** start INPUT MATERIAL **

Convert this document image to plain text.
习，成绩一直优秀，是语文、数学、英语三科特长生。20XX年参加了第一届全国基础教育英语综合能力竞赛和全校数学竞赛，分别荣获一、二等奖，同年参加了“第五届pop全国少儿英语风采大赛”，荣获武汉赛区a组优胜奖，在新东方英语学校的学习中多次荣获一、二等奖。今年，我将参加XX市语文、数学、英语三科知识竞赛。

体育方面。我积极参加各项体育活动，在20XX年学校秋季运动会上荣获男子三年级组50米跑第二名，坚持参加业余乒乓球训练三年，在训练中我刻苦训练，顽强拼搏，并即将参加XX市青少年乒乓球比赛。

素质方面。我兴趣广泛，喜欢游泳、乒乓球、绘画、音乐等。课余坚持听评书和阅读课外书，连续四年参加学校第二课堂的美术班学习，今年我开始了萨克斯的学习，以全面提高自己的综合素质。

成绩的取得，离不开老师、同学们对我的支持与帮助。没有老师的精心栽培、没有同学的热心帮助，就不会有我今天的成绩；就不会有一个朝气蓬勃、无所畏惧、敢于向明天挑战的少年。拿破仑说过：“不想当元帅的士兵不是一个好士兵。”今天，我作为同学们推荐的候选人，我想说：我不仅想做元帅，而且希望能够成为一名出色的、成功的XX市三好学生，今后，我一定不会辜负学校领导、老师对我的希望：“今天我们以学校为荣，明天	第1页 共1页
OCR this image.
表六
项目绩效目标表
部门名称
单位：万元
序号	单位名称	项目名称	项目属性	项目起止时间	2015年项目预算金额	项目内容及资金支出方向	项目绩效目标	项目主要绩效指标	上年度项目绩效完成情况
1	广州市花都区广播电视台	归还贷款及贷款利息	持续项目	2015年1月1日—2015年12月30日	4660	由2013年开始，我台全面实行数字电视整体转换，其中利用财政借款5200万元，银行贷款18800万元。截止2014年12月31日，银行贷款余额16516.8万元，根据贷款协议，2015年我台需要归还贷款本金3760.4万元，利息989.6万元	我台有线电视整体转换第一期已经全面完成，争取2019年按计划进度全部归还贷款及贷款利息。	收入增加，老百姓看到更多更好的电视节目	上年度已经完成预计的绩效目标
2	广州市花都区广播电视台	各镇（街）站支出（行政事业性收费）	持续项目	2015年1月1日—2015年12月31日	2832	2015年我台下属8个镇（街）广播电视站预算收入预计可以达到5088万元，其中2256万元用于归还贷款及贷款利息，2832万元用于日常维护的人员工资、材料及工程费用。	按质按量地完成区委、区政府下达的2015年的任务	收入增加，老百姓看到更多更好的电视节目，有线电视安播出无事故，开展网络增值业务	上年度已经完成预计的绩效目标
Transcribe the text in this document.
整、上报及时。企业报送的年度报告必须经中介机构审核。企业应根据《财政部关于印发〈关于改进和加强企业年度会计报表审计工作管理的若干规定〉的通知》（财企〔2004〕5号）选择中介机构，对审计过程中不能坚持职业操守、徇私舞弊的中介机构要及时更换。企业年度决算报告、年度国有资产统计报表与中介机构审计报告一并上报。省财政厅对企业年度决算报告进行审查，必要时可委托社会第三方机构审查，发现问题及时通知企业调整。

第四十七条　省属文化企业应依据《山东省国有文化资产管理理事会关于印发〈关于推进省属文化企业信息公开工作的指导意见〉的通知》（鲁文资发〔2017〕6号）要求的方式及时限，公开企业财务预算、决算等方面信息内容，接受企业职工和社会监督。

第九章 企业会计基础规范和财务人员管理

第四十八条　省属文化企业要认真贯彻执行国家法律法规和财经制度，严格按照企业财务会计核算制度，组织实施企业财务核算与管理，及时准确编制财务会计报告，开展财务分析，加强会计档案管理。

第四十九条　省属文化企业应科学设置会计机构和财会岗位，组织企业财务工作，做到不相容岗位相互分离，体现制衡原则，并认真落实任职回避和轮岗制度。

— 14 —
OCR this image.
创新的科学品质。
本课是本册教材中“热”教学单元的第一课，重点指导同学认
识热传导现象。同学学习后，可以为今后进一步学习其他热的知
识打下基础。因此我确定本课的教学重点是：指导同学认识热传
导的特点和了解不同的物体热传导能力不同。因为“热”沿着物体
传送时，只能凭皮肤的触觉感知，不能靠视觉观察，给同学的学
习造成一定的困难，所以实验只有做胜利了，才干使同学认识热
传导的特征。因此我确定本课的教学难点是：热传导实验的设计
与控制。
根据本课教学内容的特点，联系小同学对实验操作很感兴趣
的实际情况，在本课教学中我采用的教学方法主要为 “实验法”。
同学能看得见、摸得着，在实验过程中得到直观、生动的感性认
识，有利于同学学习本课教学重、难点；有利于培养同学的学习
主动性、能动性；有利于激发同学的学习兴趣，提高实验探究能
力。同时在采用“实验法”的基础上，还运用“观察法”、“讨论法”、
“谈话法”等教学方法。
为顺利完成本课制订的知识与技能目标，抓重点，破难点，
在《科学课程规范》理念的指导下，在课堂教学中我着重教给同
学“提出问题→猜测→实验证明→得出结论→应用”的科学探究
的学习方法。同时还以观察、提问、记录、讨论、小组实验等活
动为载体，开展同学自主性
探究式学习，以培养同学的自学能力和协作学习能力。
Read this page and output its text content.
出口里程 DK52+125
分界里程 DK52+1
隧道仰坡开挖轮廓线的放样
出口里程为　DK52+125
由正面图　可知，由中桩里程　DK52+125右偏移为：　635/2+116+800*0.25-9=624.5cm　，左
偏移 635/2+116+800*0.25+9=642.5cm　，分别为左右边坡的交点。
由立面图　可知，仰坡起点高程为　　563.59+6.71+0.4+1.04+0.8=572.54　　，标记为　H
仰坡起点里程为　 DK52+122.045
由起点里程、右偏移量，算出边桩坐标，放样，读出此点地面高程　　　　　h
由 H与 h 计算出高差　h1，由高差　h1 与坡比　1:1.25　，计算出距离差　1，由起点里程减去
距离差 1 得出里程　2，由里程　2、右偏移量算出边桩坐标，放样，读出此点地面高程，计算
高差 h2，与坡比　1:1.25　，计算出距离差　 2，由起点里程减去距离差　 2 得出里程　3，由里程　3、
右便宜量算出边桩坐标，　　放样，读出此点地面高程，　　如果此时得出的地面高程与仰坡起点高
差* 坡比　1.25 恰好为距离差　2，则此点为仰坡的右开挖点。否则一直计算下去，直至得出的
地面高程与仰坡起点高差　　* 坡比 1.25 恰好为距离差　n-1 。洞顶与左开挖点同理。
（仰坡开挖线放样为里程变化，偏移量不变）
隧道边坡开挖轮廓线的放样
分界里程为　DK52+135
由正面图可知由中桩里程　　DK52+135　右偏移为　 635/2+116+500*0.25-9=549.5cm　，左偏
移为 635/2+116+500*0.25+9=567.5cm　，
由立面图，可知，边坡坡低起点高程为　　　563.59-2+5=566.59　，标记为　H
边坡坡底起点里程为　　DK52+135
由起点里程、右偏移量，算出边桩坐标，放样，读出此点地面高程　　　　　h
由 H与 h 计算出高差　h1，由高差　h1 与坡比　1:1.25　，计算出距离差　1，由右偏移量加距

** end INPUT MATERIAL **

### GOAL
Identify the lines above with the word "document". Copy them.

### RESULT
Convert this document image to plain text.
Transcribe the text in this document.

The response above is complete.